The data —
┌────────
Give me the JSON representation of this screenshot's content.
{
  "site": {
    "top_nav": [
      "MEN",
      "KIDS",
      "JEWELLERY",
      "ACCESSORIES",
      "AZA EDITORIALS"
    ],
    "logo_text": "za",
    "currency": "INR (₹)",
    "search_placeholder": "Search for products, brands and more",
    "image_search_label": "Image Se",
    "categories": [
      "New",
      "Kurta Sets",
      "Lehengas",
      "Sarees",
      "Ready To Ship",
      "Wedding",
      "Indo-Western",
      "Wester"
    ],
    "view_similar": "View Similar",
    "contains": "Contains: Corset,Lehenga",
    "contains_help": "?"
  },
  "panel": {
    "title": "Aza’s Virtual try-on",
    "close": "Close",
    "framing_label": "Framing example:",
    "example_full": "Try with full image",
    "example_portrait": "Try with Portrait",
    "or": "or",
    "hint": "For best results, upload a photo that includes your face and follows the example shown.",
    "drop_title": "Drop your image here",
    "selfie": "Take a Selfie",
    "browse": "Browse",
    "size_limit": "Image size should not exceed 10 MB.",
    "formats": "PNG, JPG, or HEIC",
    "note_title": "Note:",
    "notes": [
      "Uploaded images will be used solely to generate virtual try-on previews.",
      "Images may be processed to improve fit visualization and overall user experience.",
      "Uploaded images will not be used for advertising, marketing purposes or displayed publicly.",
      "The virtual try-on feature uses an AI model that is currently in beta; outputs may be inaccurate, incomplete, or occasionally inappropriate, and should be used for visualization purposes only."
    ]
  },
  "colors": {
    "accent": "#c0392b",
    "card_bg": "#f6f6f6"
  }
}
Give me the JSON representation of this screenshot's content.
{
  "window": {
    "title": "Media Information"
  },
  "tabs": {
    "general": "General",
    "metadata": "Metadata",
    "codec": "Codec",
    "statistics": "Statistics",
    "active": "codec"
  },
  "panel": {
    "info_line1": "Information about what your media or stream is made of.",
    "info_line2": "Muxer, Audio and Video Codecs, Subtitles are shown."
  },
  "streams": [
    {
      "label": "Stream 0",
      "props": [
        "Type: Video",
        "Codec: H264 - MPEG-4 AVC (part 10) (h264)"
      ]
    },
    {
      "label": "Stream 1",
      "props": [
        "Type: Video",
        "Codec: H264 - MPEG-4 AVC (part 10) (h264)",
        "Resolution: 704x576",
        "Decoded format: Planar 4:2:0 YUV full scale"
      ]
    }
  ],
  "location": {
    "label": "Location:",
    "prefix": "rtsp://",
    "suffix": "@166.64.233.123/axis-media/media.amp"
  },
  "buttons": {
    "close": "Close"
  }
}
└────────
┌────────
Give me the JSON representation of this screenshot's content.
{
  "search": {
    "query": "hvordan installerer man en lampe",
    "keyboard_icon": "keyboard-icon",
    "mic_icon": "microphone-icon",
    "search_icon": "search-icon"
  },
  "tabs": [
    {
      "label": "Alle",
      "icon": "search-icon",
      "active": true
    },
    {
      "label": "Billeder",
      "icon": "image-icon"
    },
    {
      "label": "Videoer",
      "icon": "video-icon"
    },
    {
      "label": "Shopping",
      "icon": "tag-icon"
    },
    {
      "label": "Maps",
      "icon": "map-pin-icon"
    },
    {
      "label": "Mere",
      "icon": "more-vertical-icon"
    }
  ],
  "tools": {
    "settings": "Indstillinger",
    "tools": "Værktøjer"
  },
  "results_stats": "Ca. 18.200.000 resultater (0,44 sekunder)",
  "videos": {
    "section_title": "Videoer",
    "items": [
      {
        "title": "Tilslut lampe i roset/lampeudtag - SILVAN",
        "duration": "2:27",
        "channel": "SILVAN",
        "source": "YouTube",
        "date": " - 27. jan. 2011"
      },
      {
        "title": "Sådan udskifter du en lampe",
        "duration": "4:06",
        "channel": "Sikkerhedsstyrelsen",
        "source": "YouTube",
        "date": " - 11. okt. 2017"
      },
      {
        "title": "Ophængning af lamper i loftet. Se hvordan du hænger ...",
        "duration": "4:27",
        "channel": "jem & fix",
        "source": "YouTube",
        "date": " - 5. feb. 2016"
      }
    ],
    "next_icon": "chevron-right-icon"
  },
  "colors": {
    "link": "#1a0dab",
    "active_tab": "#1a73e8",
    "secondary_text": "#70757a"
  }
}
└────────
┌────────
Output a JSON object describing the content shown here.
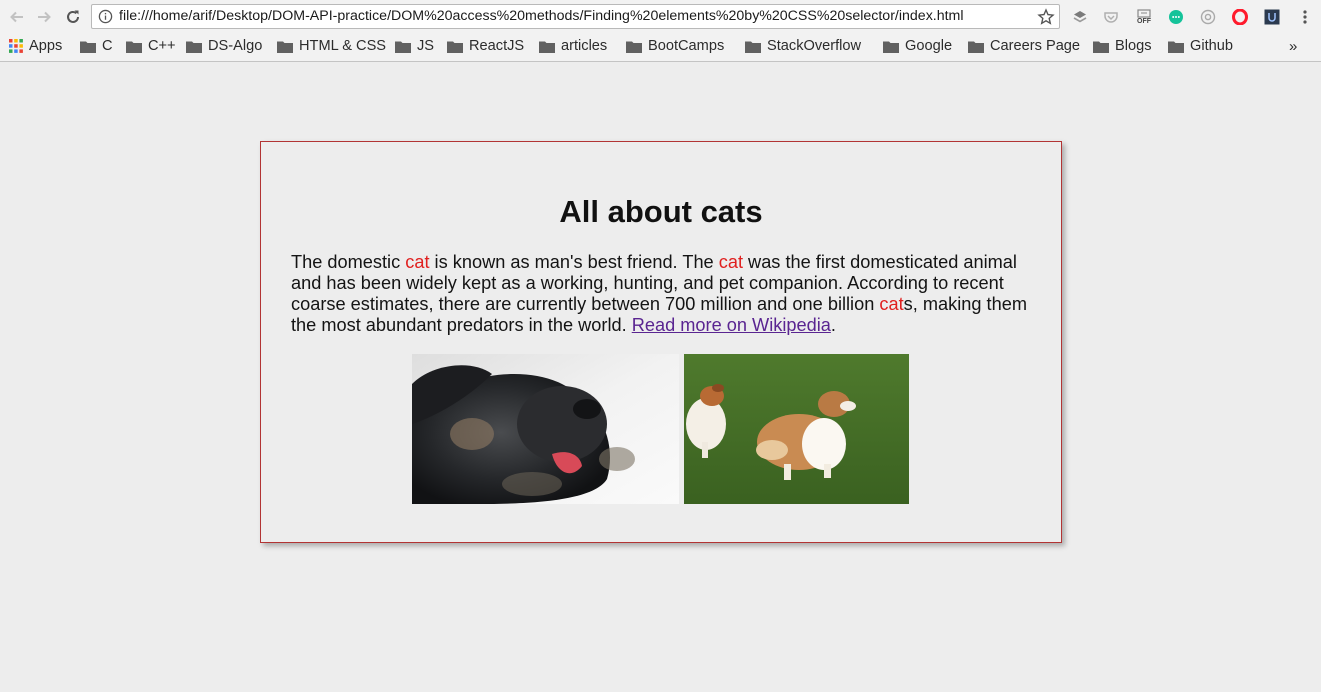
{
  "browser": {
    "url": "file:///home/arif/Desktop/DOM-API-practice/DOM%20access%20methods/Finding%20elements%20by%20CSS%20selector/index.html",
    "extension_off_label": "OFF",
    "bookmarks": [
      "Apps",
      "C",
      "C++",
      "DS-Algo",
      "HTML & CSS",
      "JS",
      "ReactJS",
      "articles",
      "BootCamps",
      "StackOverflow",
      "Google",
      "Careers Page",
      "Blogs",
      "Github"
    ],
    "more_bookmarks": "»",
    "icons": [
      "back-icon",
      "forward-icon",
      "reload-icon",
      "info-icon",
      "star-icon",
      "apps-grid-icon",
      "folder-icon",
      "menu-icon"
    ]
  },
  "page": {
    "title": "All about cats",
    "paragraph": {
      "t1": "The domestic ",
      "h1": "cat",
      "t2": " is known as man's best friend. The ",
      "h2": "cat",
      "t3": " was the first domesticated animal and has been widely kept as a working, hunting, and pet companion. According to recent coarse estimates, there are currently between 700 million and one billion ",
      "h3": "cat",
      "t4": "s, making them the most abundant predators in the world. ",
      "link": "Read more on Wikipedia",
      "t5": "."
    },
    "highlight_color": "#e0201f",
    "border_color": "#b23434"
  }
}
└────────
What you will do — Search the entries for the string "date" and collect each line that has it.

Task output —
        "date": " - 27. jan. 2011"
        "date": " - 11. okt. 2017"
        "date": " - 5. feb. 2016"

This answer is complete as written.